### Entries supplied ###

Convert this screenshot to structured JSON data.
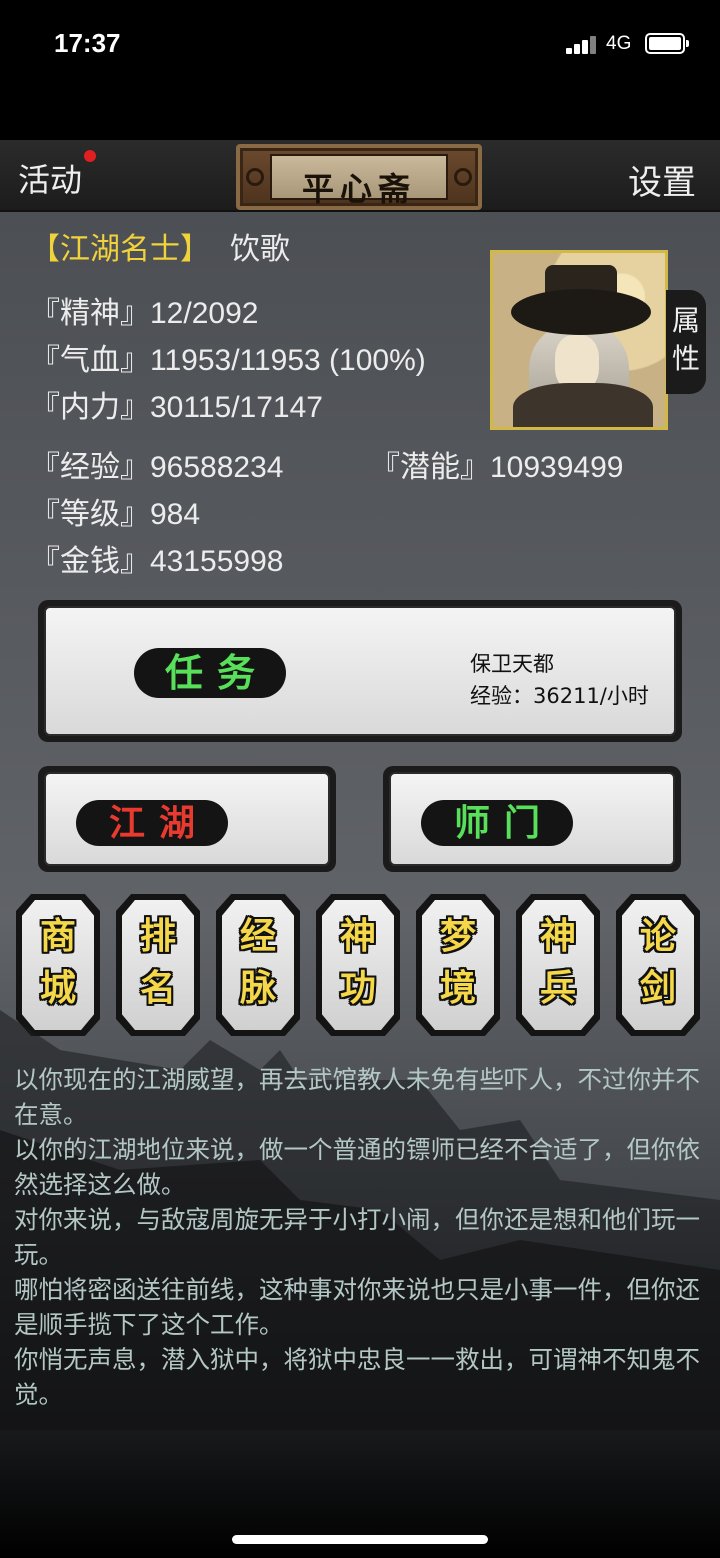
{
  "status": {
    "time": "17:37",
    "network": "4G"
  },
  "topbar": {
    "left": "活动",
    "title": "平心斋",
    "right": "设置"
  },
  "player": {
    "title": "【江湖名士】",
    "name": "饮歌",
    "stats": {
      "spirit": "『精神』12/2092",
      "hp": "『气血』11953/11953 (100%)",
      "mp": "『内力』30115/17147",
      "exp": "『经验』96588234",
      "potential": "『潜能』10939499",
      "level": "『等级』984",
      "money": "『金钱』43155998"
    },
    "side_tab": [
      "属",
      "性"
    ]
  },
  "mission": {
    "label": "任务",
    "name": "保卫天都",
    "rate": "经验：36211/小时"
  },
  "buttons": {
    "jianghu": "江湖",
    "shimen": "师门"
  },
  "tokens": [
    [
      "商",
      "城"
    ],
    [
      "排",
      "名"
    ],
    [
      "经",
      "脉"
    ],
    [
      "神",
      "功"
    ],
    [
      "梦",
      "境"
    ],
    [
      "神",
      "兵"
    ],
    [
      "论",
      "剑"
    ]
  ],
  "log": [
    "以你现在的江湖威望，再去武馆教人未免有些吓人，不过你并不在意。",
    "以你的江湖地位来说，做一个普通的镖师已经不合适了，但你依然选择这么做。",
    "对你来说，与敌寇周旋无异于小打小闹，但你还是想和他们玩一玩。",
    "哪怕将密函送往前线，这种事对你来说也只是小事一件，但你还是顺手揽下了这个工作。",
    "你悄无声息，潜入狱中，将狱中忠良一一救出，可谓神不知鬼不觉。"
  ]
}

###

Skip every picture and transcribe the data above exactly.

### [Response below]
Convert this screenshot to structured JSON data.
{
  "status": {
    "time": "17:37",
    "network": "4G"
  },
  "topbar": {
    "left": "活动",
    "title": "平心斋",
    "right": "设置"
  },
  "player": {
    "title": "【江湖名士】",
    "name": "饮歌",
    "stats": {
      "spirit": "『精神』12/2092",
      "hp": "『气血』11953/11953 (100%)",
      "mp": "『内力』30115/17147",
      "exp": "『经验』96588234",
      "potential": "『潜能』10939499",
      "level": "『等级』984",
      "money": "『金钱』43155998"
    },
    "side_tab": [
      "属",
      "性"
    ]
  },
  "mission": {
    "label": "任务",
    "name": "保卫天都",
    "rate": "经验：36211/小时"
  },
  "buttons": {
    "jianghu": "江湖",
    "shimen": "师门"
  },
  "tokens": [
    [
      "商",
      "城"
    ],
    [
      "排",
      "名"
    ],
    [
      "经",
      "脉"
    ],
    [
      "神",
      "功"
    ],
    [
      "梦",
      "境"
    ],
    [
      "神",
      "兵"
    ],
    [
      "论",
      "剑"
    ]
  ],
  "log": [
    "以你现在的江湖威望，再去武馆教人未免有些吓人，不过你并不在意。",
    "以你的江湖地位来说，做一个普通的镖师已经不合适了，但你依然选择这么做。",
    "对你来说，与敌寇周旋无异于小打小闹，但你还是想和他们玩一玩。",
    "哪怕将密函送往前线，这种事对你来说也只是小事一件，但你还是顺手揽下了这个工作。",
    "你悄无声息，潜入狱中，将狱中忠良一一救出，可谓神不知鬼不觉。"
  ]
}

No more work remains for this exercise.